#### Supplied passage

Updated: May 13, 2021

Warning: Architects in Tractors are Closer Than They Appear.


I am often asked about my experience designing and physically building my own house with my own bare hands from the ground up. I've decided that the story is worth telling and that this blog on my website is the perfect venue to catalog the story. So this post will be the first of many over the coming weeks. It's a unique story but it's spirit is universal and I feel that sharing it might inspire others to make the leap and build their dream, whatever that dream is, and enjoy their dream now. Later never comes, and as Louis Prima said "...it's later than you think!" So here's our story on how to design and build a custom home. I hope you enjoy it as much as we did living it.


In 2007 my soon to be wife and I bought property in Placitas, New Mexico with the intention to build our own custom home. At that point I had been out of the Architecture Graduate Program for two years. During that two years I had been working for Bart Prince during the day and continuing to work at the tattoo shop at night. I had been tattooing for years, previous to and all through Graduate school. It was a lot of long hours working for Bart and the tattoo shop, but I like to keep busy and I had a new family and ambitions that needed the funds. I like to joke that tattooing paid for my early and insatiable architecture habit. Doing this project meant that I was going to have to give up working at Bart's studio once I began construction on my own house. I was going to have to build during the day and tattoo at night to pay for this endeavor. Leaving my position at Bart Prince's studio was not easy but he assured me I was going to get far more valuable and experiential knowledge doing my own construction project than I ever would have received working at his studio. As usual, he was right.

########
#### Data

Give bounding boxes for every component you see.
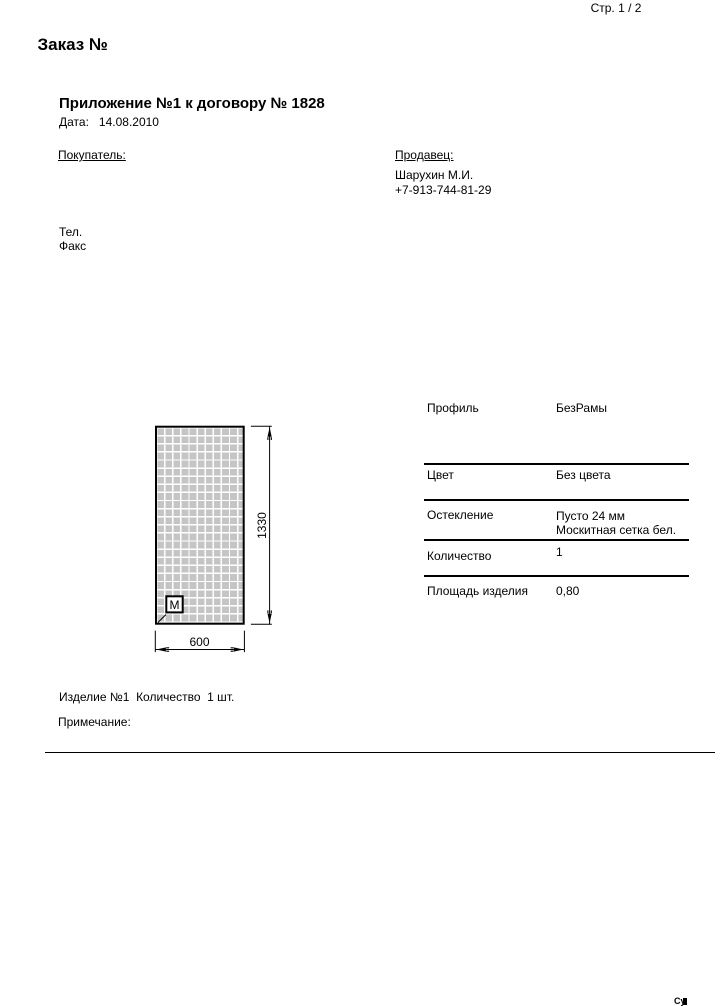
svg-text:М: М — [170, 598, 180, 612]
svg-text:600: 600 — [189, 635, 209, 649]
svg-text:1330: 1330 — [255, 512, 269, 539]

########

List of tasks:
a) Retype the section of the house-building blog post between "Warning: Architects in" and "did living it.", inclusive.
b) According to the house-building blog post, where did the author and the author's soon-to-be wife buy property in 2007?
c) List every proper name of a person or a place that appears in the house-building blog post.

Answers by task:
a)
Warning: Architects in Tractors are Closer Than They Appear.


I am often asked about my experience designing and physically building my own house with my own bare hands from the ground up. I've decided that the story is worth telling and that this blog on my website is the perfect venue to catalog the story. So this post will be the first of many over the coming weeks. It's a unique story but it's spirit is universal and I feel that sharing it might inspire others to make the leap and build their dream, whatever that dream is, and enjoy their dream now. Later never comes, and as Louis Prima said "...it's later than you think!" So here's our story on how to design and build a custom home. I hope you enjoy it as much as we did living it.

b) Placitas, New Mexico

c)
Louis Prima
Placitas
New Mexico
Bart Prince